* PROBLEM DESCRIPTION
Extract the lines that carry the string "text" from the listing.

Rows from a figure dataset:
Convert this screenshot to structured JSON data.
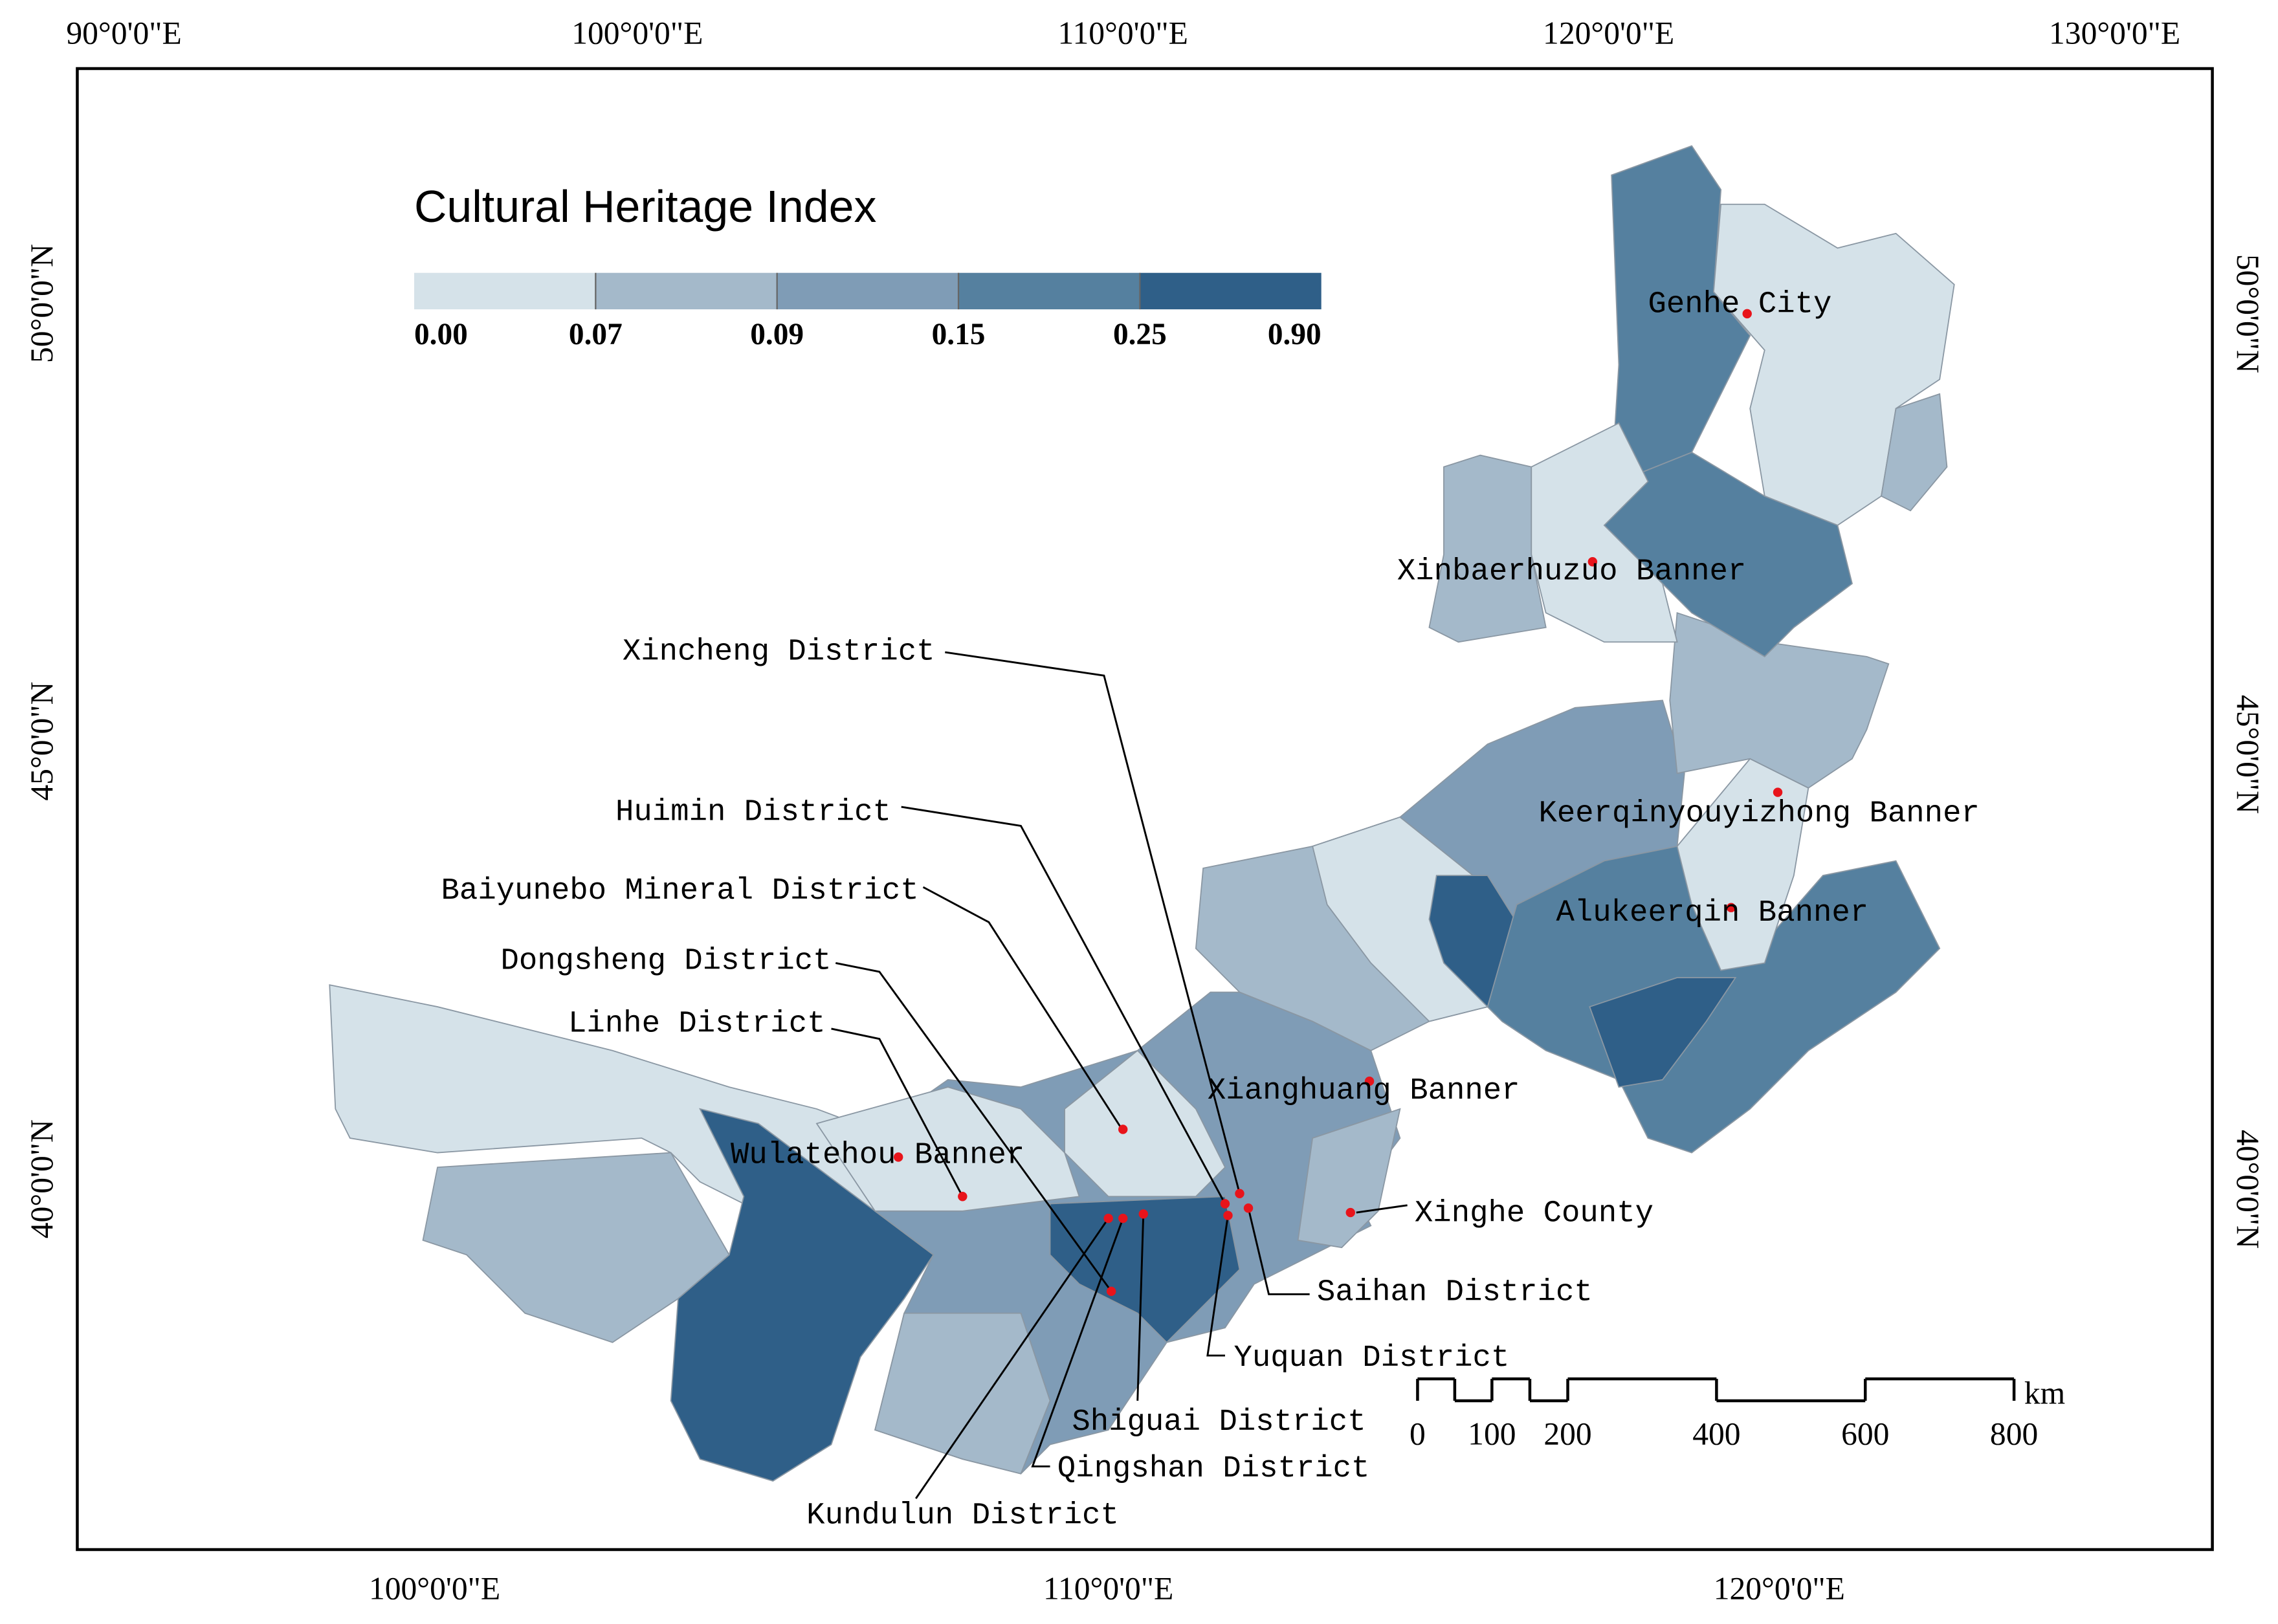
{
  "legend": {
    "title": "Cultural Heritage Index",
    "breaks": [
      "0.00",
      "0.07",
      "0.09",
      "0.15",
      "0.25",
      "0.90"
    ],
    "colors": [
      "#d5e2e9",
      "#a4b9ca",
      "#7f9cb6",
      "#55809f",
      "#2f5f88"
    ]
  },
  "graticule": {
    "top": [
      "90°0'0\"E",
      "100°0'0\"E",
      "110°0'0\"E",
      "120°0'0\"E",
      "130°0'0\"E"
    ],
    "bottom": [
      "100°0'0\"E",
      "110°0'0\"E",
      "120°0'0\"E"
    ],
    "left": [
      "50°0'0\"N",
      "45°0'0\"N",
      "40°0'0\"N"
    ],
    "right": [
      "50°0'0\"N",
      "45°0'0\"N",
      "40°0'0\"N"
    ]
  },
  "places": [
    "Genhe City",
    "Xinbaerhuzuo Banner",
    "Keerqinyouyizhong Banner",
    "Alukeerqin Banner",
    "Xianghuang Banner",
    "Wulatehou Banner",
    "Xinghe County",
    "Xincheng District",
    "Huimin District",
    "Baiyunebo Mineral District",
    "Dongsheng District",
    "Linhe District",
    "Saihan District",
    "Yuquan District",
    "Shiguai District",
    "Qingshan District",
    "Kundulun District"
  ],
  "scale_bar": {
    "labels": [
      "0",
      "100",
      "200",
      "400",
      "600",
      "800"
    ],
    "unit": "km"
  }
}
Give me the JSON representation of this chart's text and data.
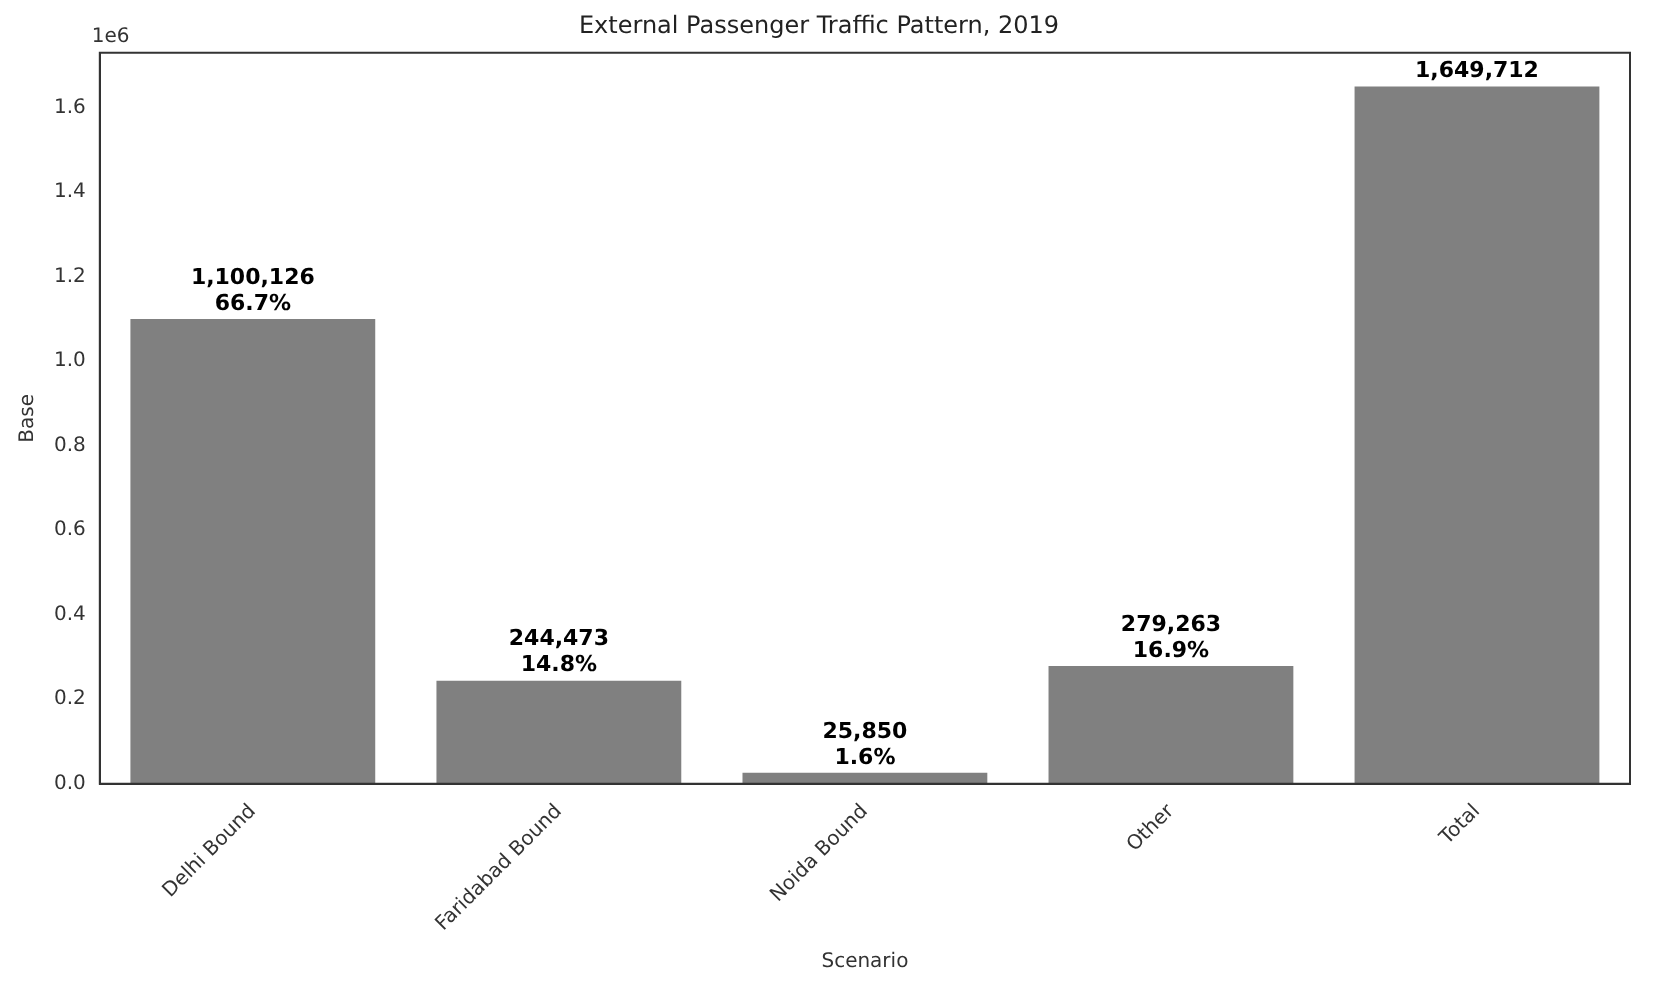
{
  "chart_data": {
    "type": "bar",
    "title": "External Passenger Traffic Pattern, 2019",
    "xlabel": "Scenario",
    "ylabel": "Base",
    "annotations": [
      "1e6",
      {
        "text": "1,100,126\n66.7%",
        "x": "Delhi Bound",
        "y": 1.1
      },
      {
        "text": "244,473\n14.8%",
        "x": "Faridabad Bound",
        "y": 0.244
      },
      {
        "text": "25,850\n1.6%",
        "x": "Noida Bound",
        "y": 0.026
      },
      {
        "text": "279,263\n16.9%",
        "x": "Other",
        "y": 0.279
      },
      {
        "text": "1,649,712",
        "x": "Total",
        "y": 1.65
      }
    ],
    "categories": [
      "Delhi Bound",
      "Faridabad Bound",
      "Noida Bound",
      "Other",
      "Total"
    ],
    "values": [
      1.1,
      0.244,
      0.026,
      0.279,
      1.65
    ],
    "color": "#808080",
    "ylim": [
      0,
      1.73
    ],
    "yticks": [
      {
        "value": 0,
        "label": "0.0"
      },
      0.2,
      0.4,
      0.6,
      0.8,
      {
        "value": 1,
        "label": "1.0"
      },
      1.2,
      1.4,
      1.6
    ],
    "grid": false,
    "legend": false
  }
}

* RESPONSE TO THE TASK
Give me the JSON representation of this chart's text and data.
        "text": "1,100,126\n66.7%",
        "text": "244,473\n14.8%",
        "text": "25,850\n1.6%",
        "text": "279,263\n16.9%",
        "text": "1,649,712",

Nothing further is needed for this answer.